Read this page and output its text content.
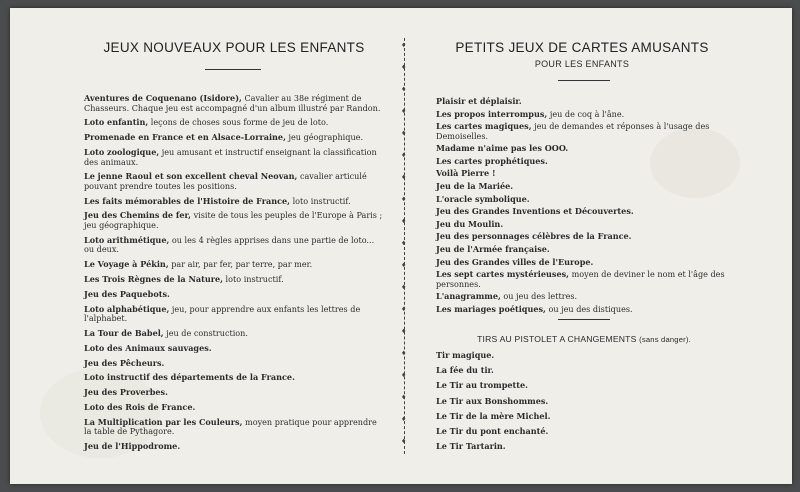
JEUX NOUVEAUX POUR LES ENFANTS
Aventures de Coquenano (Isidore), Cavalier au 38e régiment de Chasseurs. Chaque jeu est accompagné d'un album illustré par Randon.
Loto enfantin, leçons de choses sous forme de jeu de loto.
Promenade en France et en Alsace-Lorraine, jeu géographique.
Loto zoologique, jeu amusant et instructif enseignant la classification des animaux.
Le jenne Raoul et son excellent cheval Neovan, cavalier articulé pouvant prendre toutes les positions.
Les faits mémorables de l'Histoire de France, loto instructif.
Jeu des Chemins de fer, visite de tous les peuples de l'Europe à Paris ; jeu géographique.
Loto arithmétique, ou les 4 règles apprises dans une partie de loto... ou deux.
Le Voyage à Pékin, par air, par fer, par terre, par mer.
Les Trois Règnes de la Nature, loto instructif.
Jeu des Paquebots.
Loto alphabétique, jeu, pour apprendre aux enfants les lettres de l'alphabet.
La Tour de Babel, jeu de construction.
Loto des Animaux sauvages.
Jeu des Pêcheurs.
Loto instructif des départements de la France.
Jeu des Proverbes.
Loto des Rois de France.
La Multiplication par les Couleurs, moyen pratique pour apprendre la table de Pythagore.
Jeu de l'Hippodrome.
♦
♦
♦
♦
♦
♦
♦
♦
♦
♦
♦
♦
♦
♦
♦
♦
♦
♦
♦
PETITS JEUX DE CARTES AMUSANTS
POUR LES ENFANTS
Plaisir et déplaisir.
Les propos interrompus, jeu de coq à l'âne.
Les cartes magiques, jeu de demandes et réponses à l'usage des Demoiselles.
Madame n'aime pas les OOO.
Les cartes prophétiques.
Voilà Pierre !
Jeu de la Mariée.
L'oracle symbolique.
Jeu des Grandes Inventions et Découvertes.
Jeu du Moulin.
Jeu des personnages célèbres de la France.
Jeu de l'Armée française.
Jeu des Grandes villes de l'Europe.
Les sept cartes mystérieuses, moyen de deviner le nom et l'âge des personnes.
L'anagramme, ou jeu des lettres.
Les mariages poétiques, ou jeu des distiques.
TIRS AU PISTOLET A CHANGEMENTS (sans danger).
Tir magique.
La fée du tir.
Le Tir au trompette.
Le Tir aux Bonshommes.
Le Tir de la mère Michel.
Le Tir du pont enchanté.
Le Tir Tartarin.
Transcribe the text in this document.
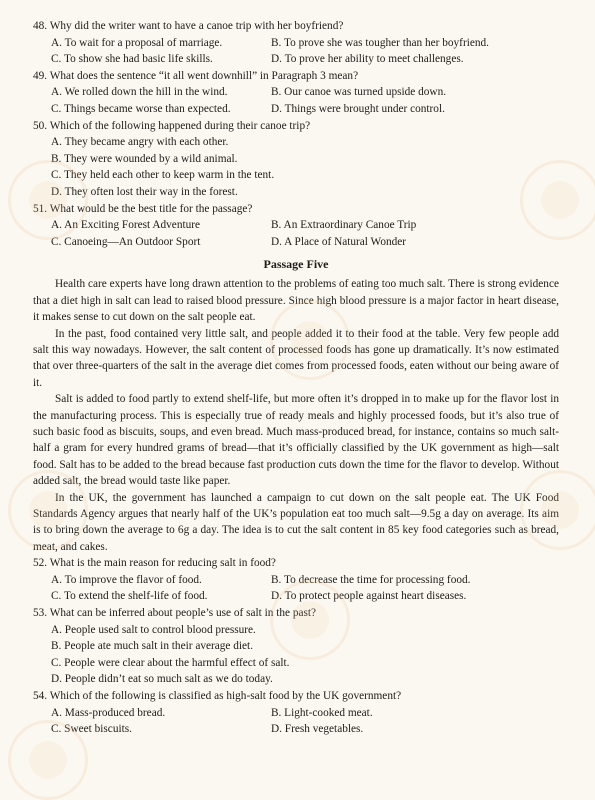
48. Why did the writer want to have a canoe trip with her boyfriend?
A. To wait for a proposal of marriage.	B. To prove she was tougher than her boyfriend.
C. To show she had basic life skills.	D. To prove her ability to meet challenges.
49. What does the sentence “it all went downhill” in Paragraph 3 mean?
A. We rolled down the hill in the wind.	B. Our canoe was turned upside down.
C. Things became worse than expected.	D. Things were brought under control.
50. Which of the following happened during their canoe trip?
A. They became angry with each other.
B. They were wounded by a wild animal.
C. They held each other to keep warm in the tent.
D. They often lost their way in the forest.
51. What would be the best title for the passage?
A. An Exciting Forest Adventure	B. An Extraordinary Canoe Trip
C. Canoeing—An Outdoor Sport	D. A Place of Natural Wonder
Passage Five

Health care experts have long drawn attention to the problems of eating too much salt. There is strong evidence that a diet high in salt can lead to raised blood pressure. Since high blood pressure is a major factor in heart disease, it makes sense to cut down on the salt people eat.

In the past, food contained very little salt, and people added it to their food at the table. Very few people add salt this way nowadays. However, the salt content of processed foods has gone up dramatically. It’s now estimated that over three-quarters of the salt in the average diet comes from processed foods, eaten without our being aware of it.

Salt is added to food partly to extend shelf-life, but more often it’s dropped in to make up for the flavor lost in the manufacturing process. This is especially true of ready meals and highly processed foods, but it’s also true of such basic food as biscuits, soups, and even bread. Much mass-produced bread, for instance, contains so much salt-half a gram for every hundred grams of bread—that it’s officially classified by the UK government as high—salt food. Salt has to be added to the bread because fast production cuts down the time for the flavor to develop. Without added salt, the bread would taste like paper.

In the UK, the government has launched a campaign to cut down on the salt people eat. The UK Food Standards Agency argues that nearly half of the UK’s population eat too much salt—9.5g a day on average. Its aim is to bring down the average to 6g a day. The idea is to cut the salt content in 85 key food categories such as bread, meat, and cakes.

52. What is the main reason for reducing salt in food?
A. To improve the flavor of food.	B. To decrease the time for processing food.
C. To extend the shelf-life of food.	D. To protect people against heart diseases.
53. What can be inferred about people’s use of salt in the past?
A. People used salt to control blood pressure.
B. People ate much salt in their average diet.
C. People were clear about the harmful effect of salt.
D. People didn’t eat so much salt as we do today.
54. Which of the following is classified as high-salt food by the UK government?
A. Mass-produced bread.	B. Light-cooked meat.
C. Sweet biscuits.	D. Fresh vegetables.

• • • •

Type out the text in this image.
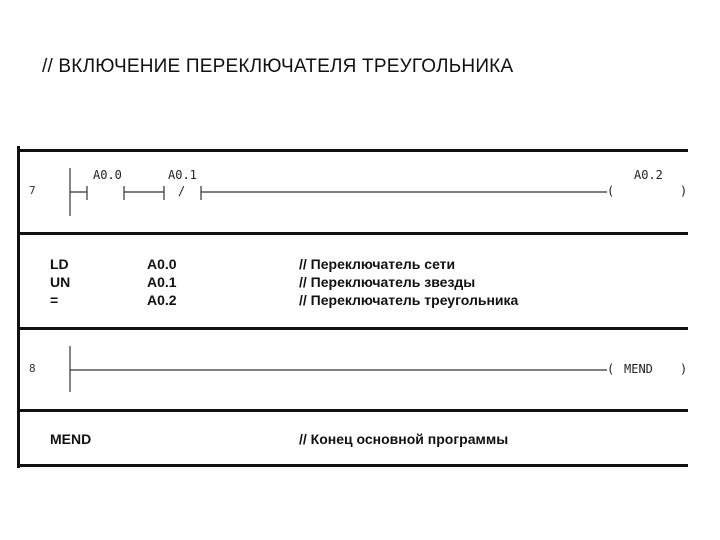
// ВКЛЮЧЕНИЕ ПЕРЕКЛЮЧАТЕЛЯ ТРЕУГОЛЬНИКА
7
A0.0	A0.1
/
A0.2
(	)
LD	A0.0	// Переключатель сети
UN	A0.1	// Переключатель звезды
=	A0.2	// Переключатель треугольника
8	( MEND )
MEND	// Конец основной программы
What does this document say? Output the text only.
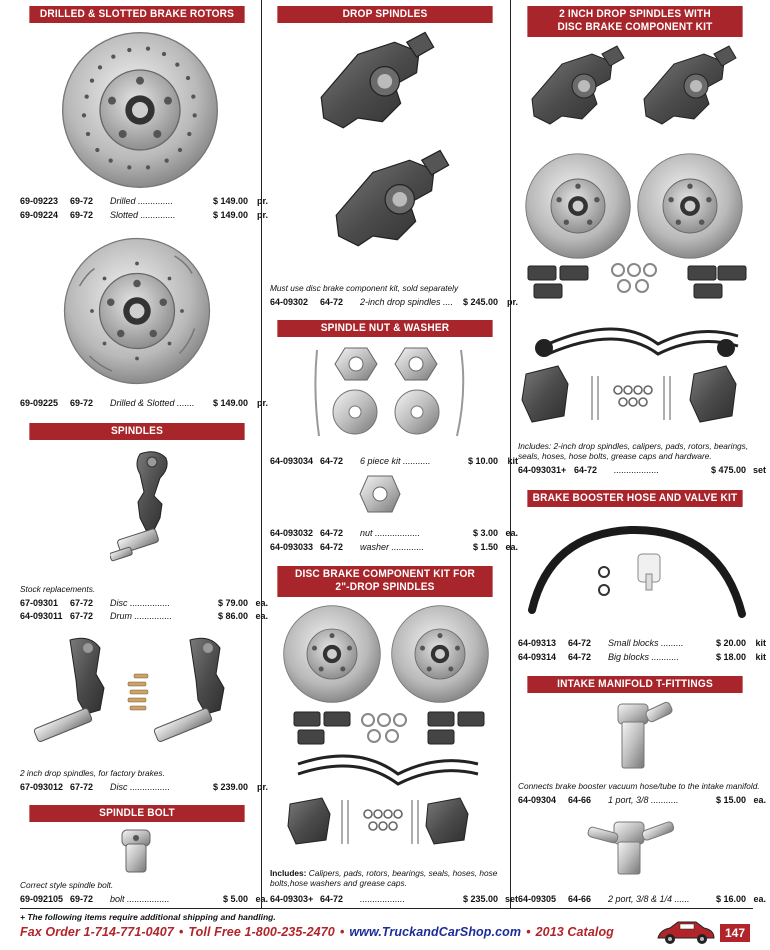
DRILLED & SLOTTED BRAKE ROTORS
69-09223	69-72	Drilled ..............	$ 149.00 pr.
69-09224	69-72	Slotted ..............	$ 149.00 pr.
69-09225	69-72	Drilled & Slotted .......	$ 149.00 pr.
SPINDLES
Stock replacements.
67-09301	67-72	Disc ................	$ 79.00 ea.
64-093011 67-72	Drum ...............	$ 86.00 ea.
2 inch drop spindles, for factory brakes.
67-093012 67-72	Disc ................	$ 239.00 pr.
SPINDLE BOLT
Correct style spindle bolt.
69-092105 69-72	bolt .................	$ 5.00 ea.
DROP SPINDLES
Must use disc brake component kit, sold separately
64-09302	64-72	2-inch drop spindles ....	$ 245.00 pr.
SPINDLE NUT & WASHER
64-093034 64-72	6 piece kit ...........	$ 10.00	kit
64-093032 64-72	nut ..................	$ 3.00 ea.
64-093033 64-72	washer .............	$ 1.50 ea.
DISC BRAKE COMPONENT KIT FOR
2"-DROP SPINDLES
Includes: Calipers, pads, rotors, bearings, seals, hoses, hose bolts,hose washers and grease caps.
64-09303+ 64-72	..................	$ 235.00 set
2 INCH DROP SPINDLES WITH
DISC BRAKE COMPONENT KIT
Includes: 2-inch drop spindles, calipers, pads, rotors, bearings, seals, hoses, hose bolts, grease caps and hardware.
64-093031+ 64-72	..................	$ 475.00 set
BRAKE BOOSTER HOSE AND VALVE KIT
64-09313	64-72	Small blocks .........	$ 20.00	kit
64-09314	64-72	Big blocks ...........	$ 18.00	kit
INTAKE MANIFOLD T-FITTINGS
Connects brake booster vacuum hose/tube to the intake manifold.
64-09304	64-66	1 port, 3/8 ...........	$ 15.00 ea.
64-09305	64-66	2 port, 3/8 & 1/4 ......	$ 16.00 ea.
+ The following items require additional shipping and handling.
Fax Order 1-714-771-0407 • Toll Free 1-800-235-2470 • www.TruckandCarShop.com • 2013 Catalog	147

• • • •

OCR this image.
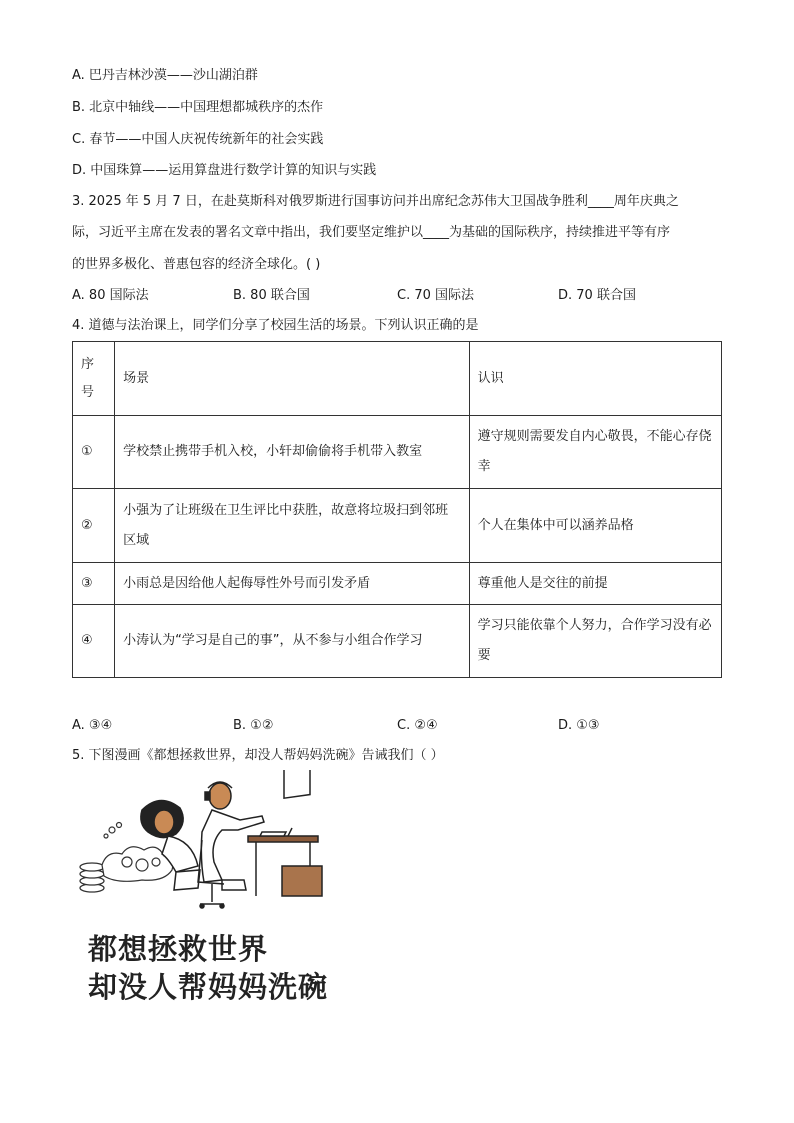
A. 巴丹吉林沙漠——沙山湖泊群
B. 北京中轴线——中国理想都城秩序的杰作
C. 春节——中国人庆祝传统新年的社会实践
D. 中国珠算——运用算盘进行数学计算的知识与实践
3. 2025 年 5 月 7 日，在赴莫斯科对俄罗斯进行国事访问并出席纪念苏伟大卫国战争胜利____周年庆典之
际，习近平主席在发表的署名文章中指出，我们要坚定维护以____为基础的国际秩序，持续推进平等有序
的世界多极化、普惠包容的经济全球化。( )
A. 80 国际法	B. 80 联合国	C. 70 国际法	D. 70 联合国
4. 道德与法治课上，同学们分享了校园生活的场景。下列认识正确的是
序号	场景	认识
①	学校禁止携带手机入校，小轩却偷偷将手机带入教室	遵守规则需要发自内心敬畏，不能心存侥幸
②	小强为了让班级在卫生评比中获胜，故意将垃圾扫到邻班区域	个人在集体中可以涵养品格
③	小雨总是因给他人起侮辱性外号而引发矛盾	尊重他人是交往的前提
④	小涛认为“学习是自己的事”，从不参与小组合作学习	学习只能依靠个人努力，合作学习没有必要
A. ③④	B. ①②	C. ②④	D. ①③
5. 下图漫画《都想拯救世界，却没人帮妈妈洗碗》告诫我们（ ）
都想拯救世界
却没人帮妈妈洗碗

• • • •

Objective> Using the listing above, pull out all lines that hold the word "following".

Answer for the task>
50. Which of the following happened during their canoe trip?
54. Which of the following is classified as high-salt food by the UK government?
+ The following items require additional shipping and handling.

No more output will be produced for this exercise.